Copy out all lines of the records in which the word "מדינת" appears.

[Dataset excerpt]
* Start *

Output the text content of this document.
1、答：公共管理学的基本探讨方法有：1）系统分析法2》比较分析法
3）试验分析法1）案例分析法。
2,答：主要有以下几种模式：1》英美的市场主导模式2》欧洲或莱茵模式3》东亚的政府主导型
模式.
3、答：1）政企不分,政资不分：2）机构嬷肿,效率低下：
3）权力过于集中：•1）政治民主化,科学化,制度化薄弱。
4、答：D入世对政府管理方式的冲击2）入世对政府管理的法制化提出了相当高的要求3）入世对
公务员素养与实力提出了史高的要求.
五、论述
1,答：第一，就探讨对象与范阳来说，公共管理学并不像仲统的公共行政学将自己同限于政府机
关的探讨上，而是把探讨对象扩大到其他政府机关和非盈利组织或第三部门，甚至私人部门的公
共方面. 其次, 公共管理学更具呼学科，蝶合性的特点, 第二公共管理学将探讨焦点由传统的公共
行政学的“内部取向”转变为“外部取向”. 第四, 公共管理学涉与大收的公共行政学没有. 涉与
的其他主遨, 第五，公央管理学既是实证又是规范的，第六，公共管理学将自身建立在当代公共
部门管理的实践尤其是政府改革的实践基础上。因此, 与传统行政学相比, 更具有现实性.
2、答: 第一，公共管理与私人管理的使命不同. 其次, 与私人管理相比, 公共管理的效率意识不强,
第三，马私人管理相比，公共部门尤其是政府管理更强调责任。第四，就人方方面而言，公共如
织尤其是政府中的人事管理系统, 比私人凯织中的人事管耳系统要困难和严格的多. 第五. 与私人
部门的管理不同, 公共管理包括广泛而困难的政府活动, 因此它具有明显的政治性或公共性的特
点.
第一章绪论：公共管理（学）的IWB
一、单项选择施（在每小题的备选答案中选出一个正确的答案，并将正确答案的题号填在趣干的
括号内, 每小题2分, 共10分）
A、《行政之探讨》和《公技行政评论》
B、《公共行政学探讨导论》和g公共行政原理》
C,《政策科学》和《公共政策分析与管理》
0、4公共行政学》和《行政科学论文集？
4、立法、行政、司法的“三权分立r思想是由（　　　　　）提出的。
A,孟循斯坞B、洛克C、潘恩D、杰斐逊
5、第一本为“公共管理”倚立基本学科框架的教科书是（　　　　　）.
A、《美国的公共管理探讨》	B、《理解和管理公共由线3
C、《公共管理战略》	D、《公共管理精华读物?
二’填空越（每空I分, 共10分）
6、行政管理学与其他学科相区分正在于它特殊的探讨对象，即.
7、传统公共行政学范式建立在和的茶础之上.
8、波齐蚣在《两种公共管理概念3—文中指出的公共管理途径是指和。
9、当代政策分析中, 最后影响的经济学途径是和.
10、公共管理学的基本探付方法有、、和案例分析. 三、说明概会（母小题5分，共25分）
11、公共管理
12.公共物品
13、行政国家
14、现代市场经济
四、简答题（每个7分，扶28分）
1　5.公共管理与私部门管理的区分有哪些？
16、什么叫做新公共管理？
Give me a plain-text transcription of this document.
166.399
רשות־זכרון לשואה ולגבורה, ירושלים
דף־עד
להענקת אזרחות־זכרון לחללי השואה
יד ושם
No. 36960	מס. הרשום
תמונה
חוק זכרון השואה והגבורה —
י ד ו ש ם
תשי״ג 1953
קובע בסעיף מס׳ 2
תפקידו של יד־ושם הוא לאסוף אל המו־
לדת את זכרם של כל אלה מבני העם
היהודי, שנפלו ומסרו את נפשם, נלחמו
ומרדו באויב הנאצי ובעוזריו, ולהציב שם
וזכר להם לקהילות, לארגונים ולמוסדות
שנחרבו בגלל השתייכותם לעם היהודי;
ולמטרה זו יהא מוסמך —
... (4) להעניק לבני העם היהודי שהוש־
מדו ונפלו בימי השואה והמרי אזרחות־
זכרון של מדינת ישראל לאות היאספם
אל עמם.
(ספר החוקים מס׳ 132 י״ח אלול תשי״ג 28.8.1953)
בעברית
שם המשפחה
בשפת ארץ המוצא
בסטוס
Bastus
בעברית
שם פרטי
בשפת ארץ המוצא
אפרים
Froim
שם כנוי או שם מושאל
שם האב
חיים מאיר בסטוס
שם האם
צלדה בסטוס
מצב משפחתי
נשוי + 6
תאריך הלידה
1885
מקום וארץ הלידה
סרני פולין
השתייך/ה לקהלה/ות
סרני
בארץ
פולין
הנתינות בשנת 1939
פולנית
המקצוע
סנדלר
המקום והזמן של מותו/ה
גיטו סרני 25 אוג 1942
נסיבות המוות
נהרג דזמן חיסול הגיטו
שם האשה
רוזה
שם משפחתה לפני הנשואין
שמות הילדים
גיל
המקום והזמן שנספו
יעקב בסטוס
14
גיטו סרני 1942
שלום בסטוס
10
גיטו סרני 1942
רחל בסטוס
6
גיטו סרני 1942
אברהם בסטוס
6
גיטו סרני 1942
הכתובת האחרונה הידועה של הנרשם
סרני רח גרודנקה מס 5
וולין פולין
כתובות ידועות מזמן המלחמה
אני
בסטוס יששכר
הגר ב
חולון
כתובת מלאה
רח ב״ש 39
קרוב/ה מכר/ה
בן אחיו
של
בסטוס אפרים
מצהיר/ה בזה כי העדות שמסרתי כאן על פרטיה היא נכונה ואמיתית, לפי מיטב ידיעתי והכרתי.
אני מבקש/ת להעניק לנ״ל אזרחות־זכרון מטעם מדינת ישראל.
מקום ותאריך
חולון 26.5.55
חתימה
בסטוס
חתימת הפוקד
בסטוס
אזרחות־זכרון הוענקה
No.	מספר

* End *

**THE COMPLETED TASK**.
זכרון של מדינת ישראל לאות היאספם
אני מבקש/ת להעניק לנ״ל אזרחות־זכרון מטעם מדינת ישראל.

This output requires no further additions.